> _What the exercise asks_: Count the lines below that contain the word "Aenean" and give only that number.

> _Stored data_:
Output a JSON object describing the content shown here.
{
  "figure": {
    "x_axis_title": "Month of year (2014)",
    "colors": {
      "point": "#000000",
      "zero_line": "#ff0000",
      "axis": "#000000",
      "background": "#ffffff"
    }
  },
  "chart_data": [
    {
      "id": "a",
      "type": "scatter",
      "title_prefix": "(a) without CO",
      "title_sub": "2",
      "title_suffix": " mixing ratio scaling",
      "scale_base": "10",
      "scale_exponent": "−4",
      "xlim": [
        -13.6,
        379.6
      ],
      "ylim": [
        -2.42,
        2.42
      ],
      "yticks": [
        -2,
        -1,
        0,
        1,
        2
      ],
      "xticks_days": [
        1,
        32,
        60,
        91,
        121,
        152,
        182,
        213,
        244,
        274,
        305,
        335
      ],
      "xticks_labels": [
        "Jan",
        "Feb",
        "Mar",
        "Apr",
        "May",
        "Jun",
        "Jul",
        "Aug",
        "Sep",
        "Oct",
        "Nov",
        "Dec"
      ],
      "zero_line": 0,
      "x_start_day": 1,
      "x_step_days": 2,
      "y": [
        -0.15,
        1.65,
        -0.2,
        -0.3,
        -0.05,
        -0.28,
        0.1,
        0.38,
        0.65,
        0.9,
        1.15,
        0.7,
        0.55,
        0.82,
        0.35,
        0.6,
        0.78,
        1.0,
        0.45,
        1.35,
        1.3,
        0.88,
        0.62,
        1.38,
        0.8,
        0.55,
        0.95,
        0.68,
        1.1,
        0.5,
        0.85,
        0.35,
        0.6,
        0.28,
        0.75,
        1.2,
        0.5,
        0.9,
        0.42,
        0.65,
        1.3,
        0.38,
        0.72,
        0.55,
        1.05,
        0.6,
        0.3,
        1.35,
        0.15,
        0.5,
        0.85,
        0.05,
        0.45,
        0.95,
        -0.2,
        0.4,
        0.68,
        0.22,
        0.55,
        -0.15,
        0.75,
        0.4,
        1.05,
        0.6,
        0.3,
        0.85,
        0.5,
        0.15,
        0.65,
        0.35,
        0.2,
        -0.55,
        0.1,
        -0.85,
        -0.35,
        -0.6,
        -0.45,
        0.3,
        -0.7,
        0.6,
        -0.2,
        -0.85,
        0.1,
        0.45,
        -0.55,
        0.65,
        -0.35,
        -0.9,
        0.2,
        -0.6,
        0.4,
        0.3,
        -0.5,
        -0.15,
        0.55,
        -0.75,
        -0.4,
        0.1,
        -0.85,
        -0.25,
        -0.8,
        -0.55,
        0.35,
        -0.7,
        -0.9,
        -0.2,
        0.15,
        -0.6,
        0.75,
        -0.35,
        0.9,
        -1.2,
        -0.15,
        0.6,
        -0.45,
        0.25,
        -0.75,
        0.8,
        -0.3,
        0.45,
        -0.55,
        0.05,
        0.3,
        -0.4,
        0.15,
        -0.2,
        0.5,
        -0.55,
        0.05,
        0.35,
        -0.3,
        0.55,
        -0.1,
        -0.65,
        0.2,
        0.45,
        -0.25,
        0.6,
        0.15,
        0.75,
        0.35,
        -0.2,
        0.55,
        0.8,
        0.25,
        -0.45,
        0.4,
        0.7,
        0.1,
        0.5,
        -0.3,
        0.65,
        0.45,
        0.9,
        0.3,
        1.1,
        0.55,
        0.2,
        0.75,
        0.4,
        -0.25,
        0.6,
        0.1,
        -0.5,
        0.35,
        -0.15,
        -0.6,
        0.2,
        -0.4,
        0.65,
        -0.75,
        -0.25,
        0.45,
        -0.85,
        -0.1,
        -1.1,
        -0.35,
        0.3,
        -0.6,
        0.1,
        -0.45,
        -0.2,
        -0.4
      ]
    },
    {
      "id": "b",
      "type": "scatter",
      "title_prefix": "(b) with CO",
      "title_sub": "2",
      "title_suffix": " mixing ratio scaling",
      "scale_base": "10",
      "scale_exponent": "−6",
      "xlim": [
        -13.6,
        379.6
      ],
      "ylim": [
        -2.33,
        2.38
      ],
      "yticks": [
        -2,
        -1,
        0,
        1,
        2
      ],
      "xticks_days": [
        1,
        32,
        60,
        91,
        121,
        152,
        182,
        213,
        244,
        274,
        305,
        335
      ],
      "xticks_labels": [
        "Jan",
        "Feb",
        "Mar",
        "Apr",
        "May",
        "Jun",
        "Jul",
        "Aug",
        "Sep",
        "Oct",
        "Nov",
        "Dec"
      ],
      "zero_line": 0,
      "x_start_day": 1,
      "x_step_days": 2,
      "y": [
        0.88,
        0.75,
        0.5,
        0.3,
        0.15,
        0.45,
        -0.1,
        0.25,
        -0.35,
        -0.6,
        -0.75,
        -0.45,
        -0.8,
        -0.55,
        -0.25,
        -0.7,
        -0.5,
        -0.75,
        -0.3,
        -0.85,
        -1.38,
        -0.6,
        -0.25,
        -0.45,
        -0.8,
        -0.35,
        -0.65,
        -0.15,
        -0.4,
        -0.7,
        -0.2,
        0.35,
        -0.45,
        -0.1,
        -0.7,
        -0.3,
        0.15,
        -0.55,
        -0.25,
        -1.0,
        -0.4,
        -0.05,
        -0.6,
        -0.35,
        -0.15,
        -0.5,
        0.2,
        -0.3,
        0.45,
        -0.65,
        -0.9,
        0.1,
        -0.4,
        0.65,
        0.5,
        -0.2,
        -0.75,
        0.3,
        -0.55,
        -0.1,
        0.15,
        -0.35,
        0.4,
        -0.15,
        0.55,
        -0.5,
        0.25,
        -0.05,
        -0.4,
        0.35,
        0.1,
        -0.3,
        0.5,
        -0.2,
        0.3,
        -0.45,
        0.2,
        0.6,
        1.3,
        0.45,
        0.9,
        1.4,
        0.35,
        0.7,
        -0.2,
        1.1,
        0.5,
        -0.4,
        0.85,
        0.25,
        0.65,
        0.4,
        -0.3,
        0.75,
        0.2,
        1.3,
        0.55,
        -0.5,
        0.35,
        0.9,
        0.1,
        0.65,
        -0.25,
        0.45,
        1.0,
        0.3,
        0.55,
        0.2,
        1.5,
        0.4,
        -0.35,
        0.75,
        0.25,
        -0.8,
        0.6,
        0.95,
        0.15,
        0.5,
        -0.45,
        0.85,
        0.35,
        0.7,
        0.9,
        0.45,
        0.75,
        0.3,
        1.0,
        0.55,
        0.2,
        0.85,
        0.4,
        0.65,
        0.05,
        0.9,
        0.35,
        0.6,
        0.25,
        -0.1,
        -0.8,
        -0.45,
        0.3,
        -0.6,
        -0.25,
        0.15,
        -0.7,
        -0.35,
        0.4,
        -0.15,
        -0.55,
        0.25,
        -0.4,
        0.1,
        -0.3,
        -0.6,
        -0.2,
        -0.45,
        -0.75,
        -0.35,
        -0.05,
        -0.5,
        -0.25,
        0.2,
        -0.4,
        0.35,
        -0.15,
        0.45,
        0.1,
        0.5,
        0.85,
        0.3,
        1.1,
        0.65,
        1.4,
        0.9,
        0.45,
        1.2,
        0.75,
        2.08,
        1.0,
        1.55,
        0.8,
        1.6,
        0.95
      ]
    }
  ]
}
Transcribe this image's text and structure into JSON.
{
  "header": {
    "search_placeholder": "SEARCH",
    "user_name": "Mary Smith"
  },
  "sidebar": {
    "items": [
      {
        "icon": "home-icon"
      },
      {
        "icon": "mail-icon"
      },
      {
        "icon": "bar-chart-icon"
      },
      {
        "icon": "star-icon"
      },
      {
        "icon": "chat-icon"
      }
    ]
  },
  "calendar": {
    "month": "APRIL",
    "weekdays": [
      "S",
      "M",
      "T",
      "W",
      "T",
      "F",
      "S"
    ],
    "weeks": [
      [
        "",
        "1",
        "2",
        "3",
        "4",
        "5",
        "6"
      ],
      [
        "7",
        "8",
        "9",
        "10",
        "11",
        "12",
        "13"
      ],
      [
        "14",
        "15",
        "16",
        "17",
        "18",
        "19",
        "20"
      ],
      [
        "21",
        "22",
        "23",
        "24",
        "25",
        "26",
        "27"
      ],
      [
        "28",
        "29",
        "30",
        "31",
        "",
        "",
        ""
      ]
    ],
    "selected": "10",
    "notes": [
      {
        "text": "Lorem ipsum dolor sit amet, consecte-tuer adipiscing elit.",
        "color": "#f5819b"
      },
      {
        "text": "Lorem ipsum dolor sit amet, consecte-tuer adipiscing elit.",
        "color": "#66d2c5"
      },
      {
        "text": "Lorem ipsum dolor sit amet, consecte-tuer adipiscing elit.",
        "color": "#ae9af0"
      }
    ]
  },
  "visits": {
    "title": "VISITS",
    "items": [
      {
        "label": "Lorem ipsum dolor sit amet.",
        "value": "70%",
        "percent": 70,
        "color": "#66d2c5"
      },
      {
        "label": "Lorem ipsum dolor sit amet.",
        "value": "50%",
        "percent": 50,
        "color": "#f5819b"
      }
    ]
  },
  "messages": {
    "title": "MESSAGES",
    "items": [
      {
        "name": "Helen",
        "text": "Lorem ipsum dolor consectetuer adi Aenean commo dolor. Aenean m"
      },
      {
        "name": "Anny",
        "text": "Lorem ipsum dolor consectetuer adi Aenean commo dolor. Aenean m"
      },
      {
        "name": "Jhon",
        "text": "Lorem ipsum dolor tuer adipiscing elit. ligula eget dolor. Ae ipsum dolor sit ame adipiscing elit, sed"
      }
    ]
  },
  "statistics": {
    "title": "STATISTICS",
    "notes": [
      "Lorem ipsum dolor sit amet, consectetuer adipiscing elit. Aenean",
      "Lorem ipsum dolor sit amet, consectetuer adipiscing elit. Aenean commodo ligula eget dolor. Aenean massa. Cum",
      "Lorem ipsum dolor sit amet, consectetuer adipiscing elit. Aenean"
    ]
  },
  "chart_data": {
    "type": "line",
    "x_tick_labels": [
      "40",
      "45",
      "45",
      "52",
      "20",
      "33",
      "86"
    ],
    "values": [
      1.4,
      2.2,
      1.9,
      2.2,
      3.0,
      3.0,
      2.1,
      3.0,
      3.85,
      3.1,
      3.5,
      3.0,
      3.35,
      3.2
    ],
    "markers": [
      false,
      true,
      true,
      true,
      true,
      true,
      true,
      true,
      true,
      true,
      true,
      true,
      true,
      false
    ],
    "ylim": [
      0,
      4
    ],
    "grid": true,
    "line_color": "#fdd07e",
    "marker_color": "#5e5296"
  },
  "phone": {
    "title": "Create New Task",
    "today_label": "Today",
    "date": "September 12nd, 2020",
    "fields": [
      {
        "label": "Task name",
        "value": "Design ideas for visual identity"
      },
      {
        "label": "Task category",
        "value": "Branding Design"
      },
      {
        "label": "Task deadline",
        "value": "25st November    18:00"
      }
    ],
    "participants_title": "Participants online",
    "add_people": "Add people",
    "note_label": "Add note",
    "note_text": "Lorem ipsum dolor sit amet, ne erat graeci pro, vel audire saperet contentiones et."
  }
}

> _Response to this task_: 5